* BEGIN DATASET EXCERPTS *
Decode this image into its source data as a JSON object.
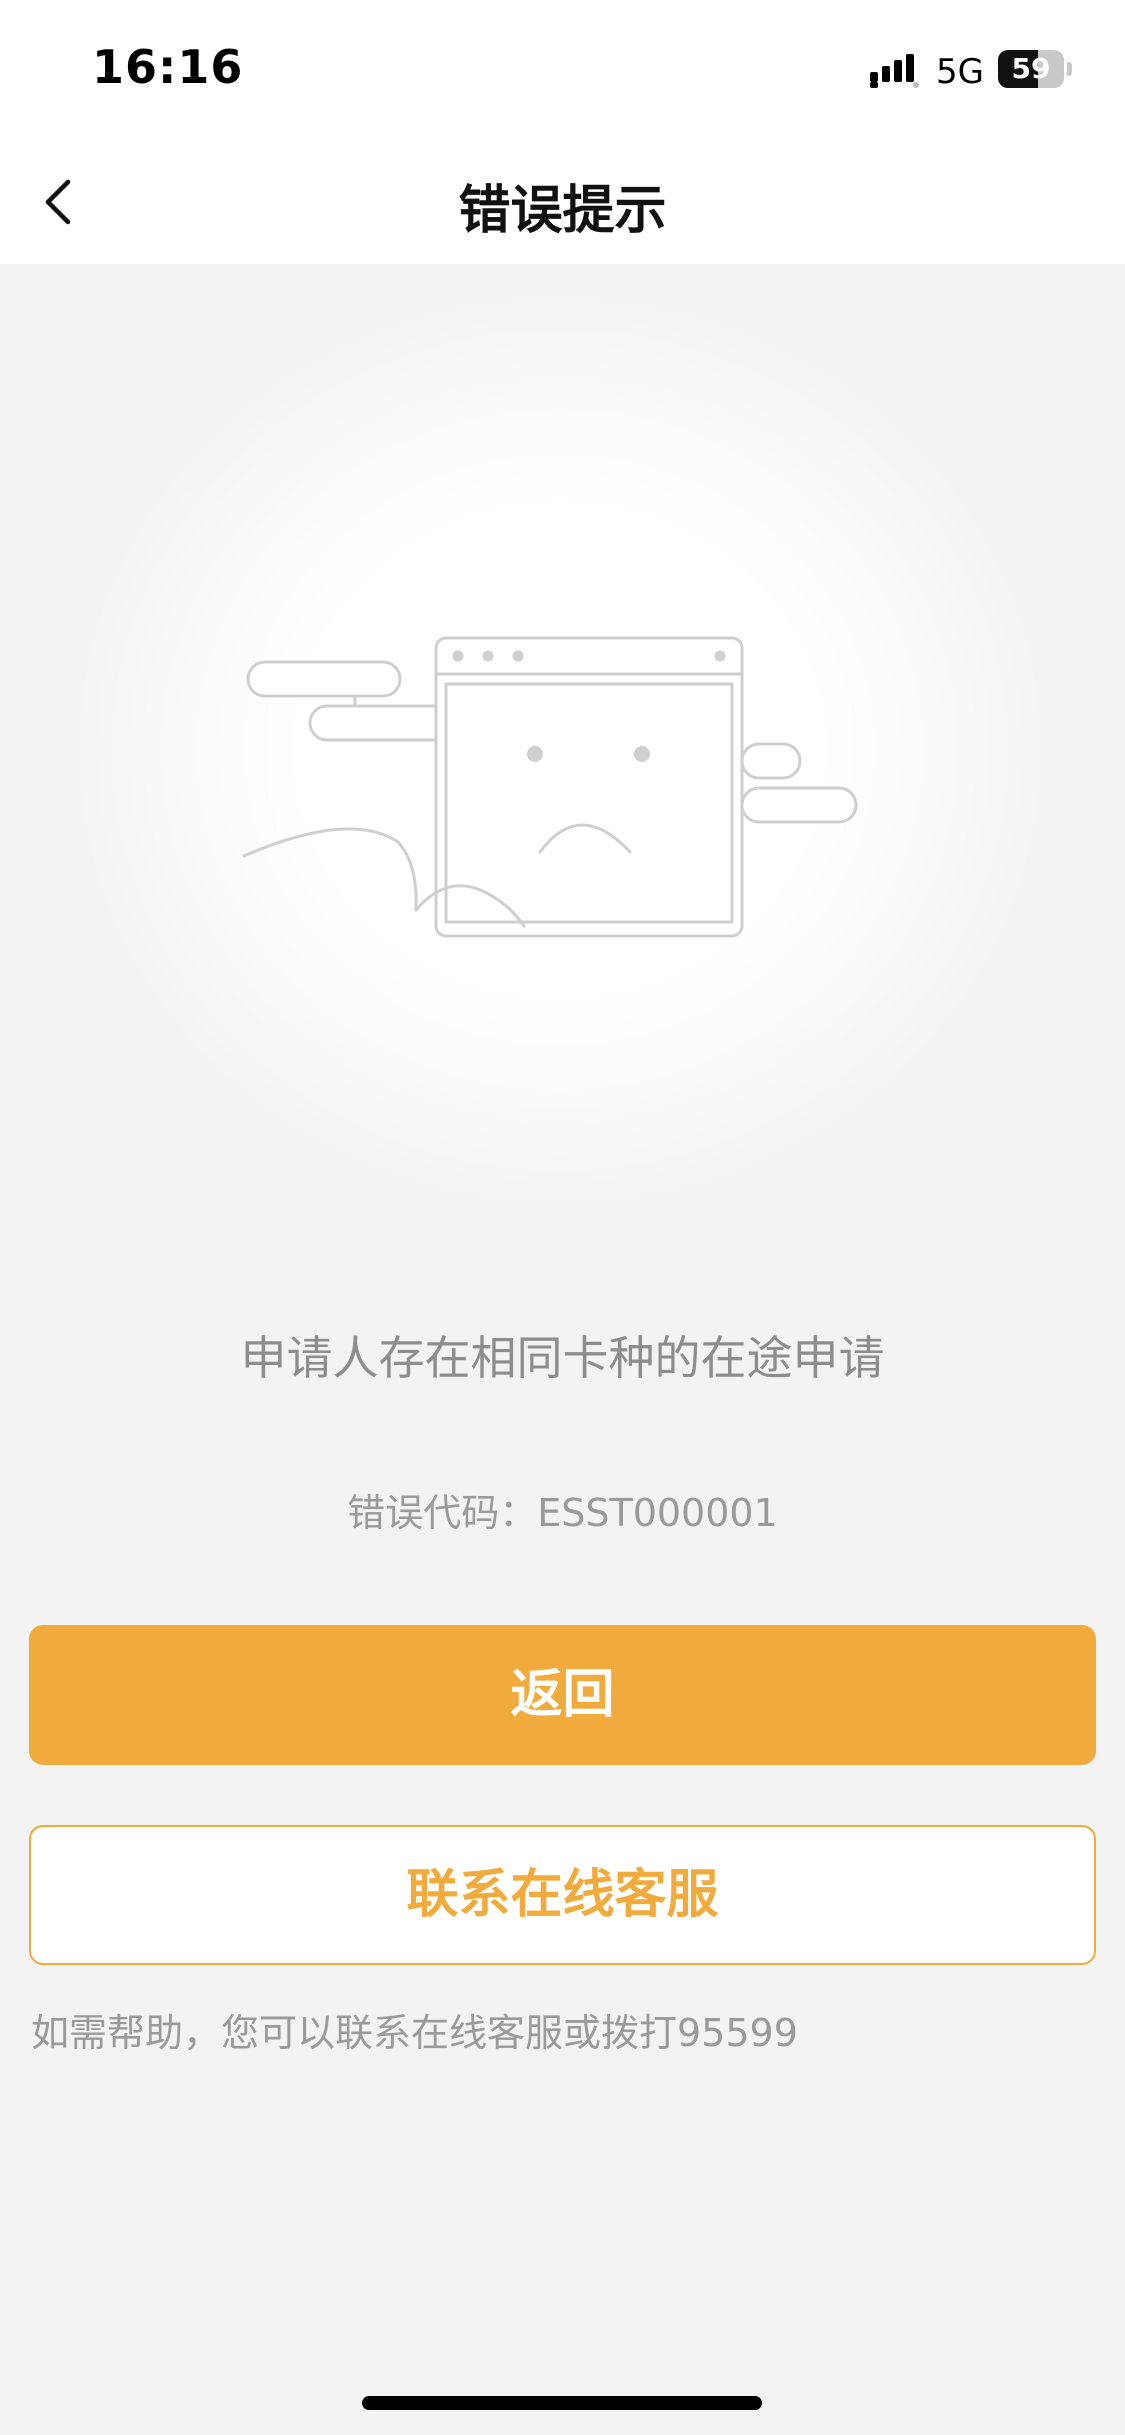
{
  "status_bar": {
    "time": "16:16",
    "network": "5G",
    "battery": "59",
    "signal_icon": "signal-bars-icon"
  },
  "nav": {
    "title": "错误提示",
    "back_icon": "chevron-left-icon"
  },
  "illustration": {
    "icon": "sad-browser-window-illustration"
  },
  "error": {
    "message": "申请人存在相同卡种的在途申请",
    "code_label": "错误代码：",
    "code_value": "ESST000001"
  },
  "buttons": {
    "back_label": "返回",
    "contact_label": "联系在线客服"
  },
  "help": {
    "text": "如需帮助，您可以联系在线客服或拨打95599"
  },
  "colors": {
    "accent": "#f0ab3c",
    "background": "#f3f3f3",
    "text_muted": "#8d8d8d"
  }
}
* END DATASET EXCERPTS *
* BEGIN DATASET EXCERPTS *
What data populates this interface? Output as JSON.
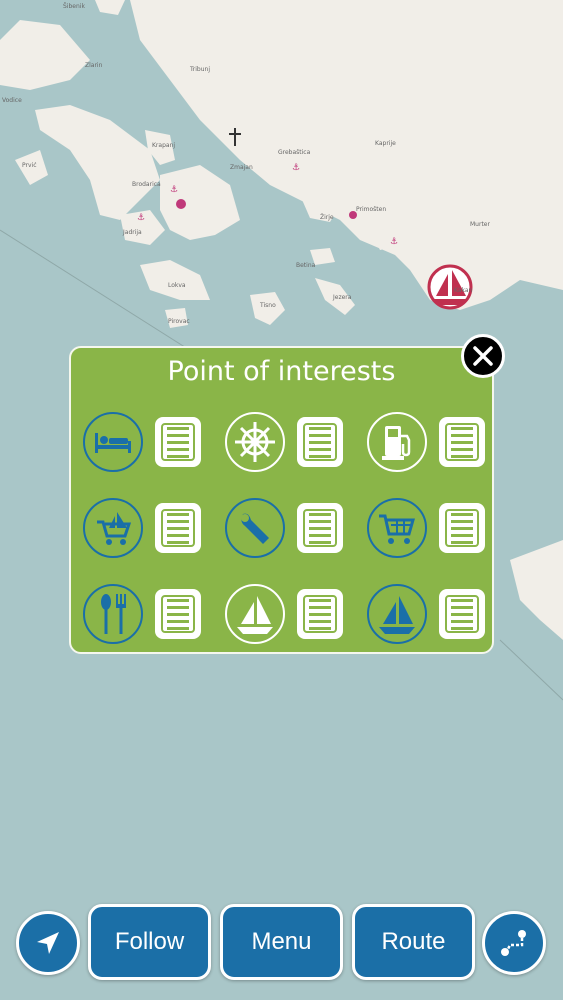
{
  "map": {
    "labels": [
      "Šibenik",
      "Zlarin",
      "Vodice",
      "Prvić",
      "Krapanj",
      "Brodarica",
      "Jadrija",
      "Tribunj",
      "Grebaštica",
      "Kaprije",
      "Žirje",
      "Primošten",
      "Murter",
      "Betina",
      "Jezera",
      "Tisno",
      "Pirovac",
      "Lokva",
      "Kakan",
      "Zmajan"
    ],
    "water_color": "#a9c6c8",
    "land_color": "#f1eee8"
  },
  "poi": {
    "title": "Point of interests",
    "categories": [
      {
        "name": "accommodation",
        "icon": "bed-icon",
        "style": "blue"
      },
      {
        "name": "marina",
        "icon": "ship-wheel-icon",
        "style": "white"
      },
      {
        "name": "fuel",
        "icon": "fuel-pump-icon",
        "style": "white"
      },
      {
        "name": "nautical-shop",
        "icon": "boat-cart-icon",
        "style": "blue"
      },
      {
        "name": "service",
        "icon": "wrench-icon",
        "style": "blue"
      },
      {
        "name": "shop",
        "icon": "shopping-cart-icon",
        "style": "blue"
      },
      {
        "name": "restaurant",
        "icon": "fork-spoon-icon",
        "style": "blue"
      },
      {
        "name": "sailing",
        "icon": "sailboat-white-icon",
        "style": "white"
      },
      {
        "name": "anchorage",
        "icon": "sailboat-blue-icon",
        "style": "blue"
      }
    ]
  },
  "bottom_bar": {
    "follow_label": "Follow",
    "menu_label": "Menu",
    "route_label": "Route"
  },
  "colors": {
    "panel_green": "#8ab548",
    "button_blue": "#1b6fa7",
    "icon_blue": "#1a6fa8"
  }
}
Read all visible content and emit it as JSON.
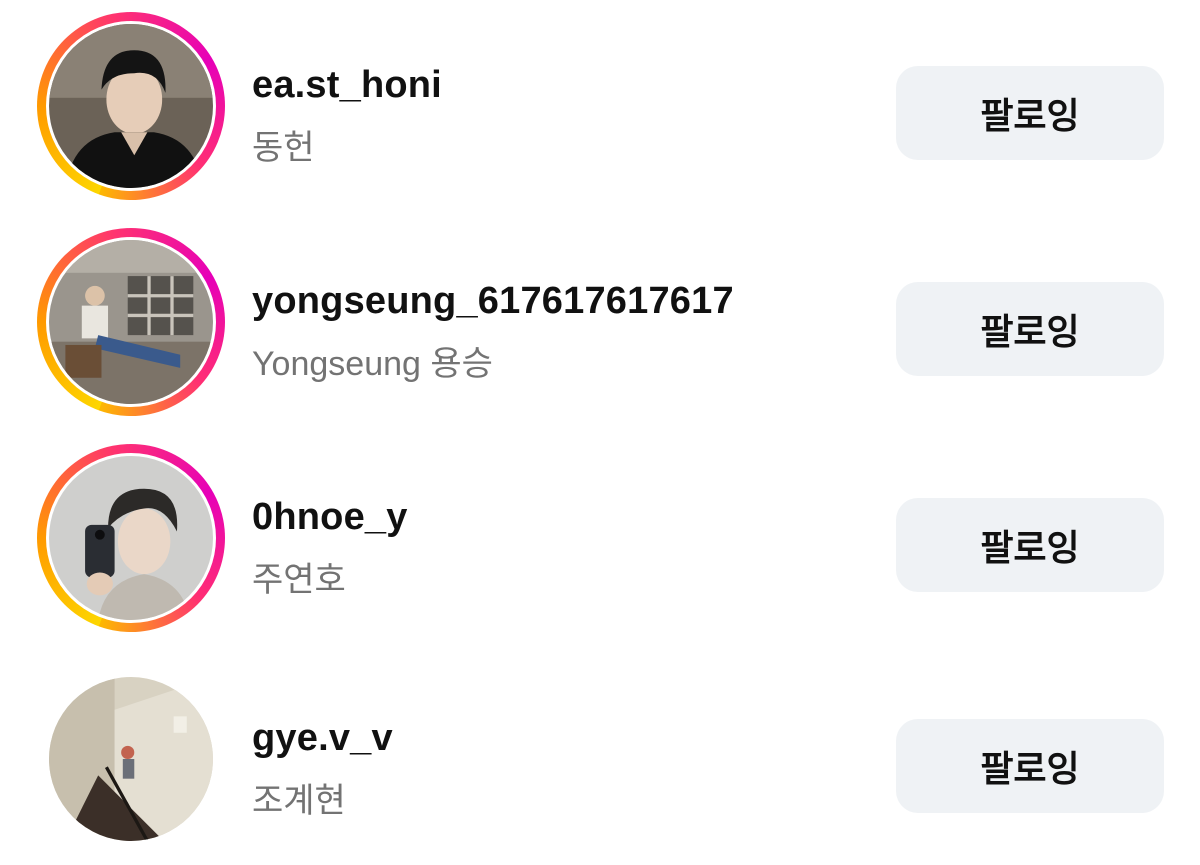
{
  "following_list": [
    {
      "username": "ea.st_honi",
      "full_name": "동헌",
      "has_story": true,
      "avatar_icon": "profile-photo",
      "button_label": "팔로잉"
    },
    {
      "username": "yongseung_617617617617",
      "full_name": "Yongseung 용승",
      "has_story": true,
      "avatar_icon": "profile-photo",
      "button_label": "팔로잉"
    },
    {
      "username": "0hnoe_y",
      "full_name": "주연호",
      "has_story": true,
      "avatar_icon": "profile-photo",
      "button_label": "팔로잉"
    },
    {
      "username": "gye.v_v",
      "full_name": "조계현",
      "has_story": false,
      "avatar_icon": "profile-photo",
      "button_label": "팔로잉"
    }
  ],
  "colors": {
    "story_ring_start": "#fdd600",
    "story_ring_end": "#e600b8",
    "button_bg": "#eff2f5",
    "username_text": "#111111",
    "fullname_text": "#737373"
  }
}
* END DATASET EXCERPTS *
- [EXERCISE OBJECTIVE]: Copy the lines from the entries above in which the word "cart" appears.

- [IN RESPONSE]:
        "icon": "boat-cart-icon",
        "icon": "shopping-cart-icon",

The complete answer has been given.